▶ [To be done]
State the number of lines in these records holding "état". Say nothing more.

▶ [Records for this task]
========

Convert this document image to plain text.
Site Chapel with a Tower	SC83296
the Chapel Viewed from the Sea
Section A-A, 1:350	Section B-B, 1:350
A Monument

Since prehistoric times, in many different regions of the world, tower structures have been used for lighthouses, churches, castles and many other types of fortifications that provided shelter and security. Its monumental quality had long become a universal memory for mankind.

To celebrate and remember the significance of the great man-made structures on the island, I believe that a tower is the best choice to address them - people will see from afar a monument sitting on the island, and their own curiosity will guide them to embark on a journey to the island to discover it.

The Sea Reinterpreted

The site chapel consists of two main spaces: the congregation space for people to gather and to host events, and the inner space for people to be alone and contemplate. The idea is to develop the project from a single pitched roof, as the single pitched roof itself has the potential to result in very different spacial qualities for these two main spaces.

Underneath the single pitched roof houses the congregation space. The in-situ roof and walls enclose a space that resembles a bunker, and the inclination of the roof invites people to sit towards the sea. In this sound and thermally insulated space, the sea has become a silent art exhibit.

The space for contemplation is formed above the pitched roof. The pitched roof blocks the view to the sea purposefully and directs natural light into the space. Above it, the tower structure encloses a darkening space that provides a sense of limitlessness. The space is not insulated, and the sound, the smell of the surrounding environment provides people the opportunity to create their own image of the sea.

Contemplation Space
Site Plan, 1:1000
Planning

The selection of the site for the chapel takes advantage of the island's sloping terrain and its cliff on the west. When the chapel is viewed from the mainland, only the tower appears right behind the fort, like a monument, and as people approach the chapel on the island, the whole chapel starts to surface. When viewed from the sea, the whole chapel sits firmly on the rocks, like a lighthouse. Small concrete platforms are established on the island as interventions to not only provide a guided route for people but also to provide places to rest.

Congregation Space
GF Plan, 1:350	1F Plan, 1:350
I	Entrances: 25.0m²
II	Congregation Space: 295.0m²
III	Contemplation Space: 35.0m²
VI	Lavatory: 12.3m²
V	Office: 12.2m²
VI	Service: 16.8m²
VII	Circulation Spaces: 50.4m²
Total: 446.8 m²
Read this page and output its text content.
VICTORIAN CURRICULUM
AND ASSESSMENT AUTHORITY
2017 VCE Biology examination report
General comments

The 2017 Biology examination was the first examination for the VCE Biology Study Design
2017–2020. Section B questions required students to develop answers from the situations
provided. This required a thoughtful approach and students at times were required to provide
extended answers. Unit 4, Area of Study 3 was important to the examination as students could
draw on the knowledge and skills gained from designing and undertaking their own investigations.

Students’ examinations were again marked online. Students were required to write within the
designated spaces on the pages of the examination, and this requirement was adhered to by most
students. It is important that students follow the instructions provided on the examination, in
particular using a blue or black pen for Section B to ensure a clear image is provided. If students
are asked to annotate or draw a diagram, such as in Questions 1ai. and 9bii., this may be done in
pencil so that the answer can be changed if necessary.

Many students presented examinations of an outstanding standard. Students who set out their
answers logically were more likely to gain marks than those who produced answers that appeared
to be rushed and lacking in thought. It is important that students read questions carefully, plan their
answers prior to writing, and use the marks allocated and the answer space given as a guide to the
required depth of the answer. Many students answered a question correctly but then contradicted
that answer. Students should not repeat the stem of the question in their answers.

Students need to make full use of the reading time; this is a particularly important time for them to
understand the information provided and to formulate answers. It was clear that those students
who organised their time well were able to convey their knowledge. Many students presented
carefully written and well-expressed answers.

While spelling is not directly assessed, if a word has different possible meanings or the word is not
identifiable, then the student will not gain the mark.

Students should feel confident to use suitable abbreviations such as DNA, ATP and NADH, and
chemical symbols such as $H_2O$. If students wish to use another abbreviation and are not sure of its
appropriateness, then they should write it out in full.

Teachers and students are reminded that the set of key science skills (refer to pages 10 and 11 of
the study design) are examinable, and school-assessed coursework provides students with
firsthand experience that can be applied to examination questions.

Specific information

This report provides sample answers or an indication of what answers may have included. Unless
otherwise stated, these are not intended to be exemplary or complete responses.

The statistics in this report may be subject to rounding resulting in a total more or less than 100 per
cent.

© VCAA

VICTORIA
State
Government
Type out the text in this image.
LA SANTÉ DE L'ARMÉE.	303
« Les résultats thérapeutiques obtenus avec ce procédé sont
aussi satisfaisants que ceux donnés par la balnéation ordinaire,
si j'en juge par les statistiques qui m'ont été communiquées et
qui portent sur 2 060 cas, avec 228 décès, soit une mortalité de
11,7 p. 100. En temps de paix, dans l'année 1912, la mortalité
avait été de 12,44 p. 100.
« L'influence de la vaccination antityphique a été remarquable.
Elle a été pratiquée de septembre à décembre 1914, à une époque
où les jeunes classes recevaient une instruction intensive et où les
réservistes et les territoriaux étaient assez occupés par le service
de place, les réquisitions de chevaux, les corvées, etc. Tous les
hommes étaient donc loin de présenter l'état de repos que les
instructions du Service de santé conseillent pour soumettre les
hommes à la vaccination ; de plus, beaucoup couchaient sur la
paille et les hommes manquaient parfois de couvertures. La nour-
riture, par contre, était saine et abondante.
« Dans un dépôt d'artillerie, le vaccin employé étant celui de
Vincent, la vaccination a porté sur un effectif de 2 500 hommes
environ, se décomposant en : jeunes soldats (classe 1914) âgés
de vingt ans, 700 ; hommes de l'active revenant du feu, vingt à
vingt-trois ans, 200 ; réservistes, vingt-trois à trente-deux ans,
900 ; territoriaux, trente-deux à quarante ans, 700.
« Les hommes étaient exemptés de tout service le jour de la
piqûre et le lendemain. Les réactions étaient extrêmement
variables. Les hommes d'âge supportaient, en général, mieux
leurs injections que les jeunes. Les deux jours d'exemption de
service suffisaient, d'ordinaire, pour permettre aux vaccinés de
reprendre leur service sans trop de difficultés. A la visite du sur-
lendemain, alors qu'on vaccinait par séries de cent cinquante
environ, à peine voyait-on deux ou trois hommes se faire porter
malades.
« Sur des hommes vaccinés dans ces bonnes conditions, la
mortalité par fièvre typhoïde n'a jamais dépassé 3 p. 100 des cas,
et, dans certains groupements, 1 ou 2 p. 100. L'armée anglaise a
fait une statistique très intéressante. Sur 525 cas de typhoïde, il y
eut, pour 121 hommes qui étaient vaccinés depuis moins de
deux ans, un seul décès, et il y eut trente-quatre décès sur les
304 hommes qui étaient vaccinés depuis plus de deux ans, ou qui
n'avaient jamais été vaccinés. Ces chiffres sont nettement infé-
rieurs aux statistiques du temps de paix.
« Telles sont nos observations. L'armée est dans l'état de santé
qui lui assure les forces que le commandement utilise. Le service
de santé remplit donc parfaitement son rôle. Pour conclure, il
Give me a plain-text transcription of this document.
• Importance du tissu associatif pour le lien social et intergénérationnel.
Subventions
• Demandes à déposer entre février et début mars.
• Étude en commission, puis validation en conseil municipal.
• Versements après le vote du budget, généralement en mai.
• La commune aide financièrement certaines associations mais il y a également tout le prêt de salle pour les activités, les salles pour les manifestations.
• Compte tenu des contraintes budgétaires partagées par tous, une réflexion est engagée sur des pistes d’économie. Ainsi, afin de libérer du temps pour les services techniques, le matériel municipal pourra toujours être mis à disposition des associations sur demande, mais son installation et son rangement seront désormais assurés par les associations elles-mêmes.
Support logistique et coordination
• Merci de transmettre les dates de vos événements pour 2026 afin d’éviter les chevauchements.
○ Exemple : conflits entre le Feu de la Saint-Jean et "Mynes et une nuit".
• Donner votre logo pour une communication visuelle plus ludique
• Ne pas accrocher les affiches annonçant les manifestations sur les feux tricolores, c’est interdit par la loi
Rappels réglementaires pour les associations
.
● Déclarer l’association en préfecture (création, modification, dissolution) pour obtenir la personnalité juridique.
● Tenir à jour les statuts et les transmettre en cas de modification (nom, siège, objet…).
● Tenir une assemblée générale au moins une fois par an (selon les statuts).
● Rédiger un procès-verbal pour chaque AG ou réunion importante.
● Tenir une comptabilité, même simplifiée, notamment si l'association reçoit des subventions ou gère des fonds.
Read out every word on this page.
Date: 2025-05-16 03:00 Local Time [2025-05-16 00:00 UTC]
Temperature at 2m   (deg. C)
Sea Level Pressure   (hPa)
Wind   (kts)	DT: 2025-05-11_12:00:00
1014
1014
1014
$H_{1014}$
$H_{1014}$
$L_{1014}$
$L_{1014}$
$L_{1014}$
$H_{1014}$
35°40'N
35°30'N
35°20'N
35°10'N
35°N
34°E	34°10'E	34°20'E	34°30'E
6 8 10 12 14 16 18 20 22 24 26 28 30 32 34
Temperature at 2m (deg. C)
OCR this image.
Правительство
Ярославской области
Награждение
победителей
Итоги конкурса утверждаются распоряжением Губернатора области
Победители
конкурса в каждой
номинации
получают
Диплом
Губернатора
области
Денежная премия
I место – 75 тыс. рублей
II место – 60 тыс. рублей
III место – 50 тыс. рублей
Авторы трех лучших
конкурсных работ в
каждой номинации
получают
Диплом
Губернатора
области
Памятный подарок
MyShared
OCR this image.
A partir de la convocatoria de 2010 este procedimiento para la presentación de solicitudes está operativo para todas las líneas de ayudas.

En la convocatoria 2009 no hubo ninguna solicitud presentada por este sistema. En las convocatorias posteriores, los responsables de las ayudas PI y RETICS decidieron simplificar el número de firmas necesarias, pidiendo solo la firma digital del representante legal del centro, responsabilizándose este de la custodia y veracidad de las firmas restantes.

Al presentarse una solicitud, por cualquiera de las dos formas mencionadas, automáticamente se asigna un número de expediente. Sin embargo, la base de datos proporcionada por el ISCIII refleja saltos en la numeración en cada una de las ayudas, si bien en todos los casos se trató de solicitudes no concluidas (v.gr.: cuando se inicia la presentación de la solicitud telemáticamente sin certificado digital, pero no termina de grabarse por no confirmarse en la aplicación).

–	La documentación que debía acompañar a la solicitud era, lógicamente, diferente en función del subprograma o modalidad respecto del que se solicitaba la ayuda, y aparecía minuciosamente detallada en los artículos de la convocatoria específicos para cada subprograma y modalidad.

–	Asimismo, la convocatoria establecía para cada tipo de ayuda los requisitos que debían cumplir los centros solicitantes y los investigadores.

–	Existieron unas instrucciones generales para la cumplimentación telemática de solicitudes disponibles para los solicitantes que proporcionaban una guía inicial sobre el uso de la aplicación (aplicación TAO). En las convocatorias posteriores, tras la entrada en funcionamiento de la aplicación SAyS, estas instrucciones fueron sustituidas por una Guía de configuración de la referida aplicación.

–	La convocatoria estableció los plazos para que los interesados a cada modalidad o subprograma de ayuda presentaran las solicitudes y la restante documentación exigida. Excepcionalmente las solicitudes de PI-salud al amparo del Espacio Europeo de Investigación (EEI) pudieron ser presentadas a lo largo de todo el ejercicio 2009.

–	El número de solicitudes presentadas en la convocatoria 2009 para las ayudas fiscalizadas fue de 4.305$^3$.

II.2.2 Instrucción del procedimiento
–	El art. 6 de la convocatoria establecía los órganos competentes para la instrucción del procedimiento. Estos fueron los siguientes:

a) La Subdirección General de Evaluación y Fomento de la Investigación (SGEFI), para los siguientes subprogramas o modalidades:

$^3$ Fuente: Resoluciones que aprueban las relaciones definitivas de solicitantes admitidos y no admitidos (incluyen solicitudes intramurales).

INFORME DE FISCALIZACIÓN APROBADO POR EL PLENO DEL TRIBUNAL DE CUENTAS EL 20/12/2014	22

========

▶ [Complete output]
2